§ **Text for analysis**
*** Begin section ***

An e-mail went out last month to Robert Greiner, the researcher who tackled our report on 1999’s mergers and acquisitions. It asked him to check on a Northern Virginia company that was involved in an acquisition in the $100 million range. Last year’s cutoff to make the top 10 was $61.5 million, so it seemed in the ballpark. Greiner e-mailed back that he hadn’t run across it: "But I looked it up and its acquisition was worth about $110 million, which isn’t nearly enough to make the top 10 this year. I doubt it ever will be again."

Ominous words. Can the deals get any bigger? In what was then the biggest announcement ever, Exxon Corp. said it would purchase Fairfax-based Mobil for $81.4 billion. That deal tops this year’s list. If all goes as planned, though, it will be a distant memory when America Online seals its deal with Time Warner. When that deal was announced, it was valued at $160 billion — a hefty chunk of change.

This year’s No. 10, incidentally, was Nextlink Communications’ $695 million purchase of the wireless spectrum licenses of Virginia’s WNP Communi-cations Inc. That figure alone is $288 million higher than the biggest merger and acquisition of 1998.

*** End section ***

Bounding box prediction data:
*** Begin section ***

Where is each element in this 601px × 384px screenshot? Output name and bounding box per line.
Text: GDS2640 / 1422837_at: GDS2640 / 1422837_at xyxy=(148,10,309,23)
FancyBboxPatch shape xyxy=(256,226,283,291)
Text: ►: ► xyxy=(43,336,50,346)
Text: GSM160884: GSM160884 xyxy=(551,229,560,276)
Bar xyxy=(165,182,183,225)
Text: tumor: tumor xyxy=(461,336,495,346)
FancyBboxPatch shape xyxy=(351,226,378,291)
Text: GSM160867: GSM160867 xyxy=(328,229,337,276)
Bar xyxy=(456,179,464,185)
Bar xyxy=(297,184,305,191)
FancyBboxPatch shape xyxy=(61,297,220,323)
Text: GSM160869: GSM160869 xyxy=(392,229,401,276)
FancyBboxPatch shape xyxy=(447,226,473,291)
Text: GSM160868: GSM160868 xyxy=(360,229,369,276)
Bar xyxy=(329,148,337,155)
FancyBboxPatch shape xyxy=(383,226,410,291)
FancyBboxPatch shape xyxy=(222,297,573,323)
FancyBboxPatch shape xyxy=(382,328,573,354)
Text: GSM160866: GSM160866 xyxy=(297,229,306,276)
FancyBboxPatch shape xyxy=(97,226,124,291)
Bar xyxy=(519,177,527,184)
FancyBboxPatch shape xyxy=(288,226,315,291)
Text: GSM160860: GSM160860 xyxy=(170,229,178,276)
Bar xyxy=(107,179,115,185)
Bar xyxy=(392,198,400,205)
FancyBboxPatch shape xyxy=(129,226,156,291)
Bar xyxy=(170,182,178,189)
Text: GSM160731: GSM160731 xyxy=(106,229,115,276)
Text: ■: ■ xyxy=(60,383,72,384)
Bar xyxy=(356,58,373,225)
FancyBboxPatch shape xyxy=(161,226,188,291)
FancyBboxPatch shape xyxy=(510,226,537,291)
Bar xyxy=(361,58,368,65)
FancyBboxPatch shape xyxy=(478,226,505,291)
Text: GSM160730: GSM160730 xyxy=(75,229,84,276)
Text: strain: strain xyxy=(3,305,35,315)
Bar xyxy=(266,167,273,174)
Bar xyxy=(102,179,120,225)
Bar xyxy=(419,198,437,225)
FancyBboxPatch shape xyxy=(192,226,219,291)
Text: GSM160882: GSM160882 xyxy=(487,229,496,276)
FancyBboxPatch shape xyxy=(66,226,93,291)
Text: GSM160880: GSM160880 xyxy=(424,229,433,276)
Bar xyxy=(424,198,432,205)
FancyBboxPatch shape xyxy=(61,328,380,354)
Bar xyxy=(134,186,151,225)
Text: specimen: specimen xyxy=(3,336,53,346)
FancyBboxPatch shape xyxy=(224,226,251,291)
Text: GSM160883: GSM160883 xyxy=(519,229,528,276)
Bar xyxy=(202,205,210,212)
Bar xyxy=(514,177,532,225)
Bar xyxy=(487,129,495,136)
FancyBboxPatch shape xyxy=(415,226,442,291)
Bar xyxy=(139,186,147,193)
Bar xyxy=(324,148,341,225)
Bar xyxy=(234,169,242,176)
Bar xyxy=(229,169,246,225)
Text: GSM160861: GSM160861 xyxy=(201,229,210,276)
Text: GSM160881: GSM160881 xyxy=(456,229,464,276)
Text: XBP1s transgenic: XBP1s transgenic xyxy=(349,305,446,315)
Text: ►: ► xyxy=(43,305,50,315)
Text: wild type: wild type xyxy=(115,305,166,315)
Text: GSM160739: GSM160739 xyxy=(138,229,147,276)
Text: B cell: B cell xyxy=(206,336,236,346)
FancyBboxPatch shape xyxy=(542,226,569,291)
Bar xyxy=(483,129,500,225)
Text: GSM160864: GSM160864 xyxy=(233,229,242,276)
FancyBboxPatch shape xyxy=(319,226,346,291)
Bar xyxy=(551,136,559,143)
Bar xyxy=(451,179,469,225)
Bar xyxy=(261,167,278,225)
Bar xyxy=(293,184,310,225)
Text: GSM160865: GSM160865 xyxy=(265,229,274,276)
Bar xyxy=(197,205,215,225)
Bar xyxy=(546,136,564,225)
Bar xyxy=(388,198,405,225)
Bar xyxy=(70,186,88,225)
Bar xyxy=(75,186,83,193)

*** End section ***

§ **Task instructions**
Can you rewrite the stretch from "Ominous words. Can" through "chunk of change." in the mergers and acquisitions article, substituting "largest announcement" for "biggest announcement"?

§ **Reply to the exercise**
Ominous words. Can the deals get any bigger? In what was then the largest announcement ever, Exxon Corp. said it would purchase Fairfax-based Mobil for $81.4 billion. That deal tops this year’s list. If all goes as planned, though, it will be a distant memory when America Online seals its deal with Time Warner. When that deal was announced, it was valued at $160 billion — a hefty chunk of change.